● **TASK DIRECTIONS**
Say how many lines contain "sprints"; the answer is the number alone.

(Records from a data collection)
- - - - -

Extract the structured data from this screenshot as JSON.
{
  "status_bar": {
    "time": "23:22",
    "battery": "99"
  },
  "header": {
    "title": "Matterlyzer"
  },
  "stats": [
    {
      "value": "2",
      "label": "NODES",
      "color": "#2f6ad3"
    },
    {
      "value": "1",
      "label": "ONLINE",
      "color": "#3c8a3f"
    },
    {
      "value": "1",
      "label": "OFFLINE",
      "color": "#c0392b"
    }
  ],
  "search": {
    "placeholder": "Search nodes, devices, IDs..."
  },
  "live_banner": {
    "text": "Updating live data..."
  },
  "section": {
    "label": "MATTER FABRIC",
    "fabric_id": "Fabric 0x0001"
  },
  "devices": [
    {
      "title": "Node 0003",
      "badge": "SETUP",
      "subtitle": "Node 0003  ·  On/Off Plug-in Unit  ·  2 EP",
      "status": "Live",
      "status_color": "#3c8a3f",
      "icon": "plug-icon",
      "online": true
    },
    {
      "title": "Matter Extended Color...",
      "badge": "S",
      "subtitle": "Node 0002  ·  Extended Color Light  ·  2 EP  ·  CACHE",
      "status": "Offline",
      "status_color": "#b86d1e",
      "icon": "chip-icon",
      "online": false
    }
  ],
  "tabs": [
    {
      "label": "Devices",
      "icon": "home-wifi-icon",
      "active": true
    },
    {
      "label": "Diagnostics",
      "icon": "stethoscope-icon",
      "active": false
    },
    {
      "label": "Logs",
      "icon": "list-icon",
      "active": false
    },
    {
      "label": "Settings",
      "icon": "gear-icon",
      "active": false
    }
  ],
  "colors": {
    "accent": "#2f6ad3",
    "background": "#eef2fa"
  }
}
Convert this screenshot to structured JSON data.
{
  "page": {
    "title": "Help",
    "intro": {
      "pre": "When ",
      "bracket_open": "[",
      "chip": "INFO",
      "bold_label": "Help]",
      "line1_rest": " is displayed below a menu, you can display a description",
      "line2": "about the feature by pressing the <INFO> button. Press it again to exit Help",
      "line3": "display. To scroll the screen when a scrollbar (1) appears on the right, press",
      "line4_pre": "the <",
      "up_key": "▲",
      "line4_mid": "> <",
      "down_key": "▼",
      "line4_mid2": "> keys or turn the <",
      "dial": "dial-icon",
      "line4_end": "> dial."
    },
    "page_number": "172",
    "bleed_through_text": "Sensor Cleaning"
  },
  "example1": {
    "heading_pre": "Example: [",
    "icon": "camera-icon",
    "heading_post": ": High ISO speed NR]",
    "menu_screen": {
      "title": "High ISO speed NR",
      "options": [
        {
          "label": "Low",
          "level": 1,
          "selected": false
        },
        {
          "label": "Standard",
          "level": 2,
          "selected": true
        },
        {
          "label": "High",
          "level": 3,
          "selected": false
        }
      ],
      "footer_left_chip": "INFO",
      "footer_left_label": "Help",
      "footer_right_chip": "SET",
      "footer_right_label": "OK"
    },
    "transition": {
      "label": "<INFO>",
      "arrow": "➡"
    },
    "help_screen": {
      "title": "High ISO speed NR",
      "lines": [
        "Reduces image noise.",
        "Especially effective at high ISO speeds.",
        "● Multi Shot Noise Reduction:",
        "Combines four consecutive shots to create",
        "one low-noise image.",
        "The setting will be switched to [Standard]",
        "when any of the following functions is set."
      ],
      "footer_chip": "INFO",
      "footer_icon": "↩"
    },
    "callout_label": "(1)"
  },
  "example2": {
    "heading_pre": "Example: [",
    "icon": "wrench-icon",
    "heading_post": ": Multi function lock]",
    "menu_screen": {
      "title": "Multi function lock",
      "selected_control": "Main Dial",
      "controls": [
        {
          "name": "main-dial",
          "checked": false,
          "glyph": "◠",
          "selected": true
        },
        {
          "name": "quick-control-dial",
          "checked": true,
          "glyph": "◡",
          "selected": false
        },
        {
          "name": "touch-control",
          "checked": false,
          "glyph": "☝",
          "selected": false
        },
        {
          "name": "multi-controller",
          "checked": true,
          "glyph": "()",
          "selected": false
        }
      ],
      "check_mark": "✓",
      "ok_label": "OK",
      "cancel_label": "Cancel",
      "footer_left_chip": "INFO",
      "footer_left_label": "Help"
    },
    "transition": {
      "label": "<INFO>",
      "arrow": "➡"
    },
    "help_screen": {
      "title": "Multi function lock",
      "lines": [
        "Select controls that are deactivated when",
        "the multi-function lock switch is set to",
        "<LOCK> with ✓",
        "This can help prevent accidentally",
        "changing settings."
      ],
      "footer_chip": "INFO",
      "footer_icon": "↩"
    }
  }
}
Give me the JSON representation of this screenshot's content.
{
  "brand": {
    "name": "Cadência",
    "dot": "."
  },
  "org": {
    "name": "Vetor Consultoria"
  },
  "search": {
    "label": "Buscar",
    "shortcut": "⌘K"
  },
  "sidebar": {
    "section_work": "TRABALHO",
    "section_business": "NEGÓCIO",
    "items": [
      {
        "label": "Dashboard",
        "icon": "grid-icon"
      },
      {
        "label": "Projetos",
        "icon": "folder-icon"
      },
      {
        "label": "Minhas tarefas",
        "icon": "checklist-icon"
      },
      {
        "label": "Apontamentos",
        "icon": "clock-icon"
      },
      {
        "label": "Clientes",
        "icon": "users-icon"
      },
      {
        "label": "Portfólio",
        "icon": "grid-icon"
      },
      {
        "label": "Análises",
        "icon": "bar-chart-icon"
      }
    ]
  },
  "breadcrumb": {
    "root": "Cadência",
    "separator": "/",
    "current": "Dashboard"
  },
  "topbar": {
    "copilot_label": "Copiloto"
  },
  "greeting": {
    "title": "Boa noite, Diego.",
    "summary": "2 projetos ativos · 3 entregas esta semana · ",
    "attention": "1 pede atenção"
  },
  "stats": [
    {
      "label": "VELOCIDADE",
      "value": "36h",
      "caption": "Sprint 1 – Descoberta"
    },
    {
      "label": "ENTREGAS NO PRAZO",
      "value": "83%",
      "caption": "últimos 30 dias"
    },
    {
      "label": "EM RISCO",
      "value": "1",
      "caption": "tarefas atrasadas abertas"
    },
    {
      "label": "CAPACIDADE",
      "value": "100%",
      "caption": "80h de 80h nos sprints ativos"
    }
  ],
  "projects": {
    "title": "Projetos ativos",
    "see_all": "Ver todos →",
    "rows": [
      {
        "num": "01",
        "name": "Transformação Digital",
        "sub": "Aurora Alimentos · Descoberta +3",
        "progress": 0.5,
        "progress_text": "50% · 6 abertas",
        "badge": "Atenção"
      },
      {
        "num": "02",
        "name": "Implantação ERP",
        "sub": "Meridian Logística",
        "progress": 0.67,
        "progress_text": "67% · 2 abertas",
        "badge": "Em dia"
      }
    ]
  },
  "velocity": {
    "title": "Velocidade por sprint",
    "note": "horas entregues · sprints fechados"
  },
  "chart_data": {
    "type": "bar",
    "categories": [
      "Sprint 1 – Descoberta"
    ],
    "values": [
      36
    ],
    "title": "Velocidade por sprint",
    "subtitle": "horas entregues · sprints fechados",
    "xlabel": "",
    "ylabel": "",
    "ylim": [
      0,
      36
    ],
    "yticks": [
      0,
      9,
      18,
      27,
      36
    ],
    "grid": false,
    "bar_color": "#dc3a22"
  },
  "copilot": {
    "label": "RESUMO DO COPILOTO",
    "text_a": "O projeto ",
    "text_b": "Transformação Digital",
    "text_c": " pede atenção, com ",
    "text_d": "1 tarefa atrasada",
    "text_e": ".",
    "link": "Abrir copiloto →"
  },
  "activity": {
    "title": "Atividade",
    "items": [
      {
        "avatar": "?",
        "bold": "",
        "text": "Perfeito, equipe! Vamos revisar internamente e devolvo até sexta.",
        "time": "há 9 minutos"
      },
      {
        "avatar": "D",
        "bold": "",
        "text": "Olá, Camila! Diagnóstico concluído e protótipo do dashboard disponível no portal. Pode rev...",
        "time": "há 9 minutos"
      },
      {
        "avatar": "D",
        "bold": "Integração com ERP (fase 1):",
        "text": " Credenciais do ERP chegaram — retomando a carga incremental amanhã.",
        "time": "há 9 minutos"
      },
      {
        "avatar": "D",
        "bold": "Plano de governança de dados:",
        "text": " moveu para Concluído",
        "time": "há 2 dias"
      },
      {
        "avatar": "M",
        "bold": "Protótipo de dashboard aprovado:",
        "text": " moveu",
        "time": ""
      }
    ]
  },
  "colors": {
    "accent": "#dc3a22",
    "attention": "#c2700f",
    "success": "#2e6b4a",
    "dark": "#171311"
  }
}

- - - - -

● **THE RESPONSE**
3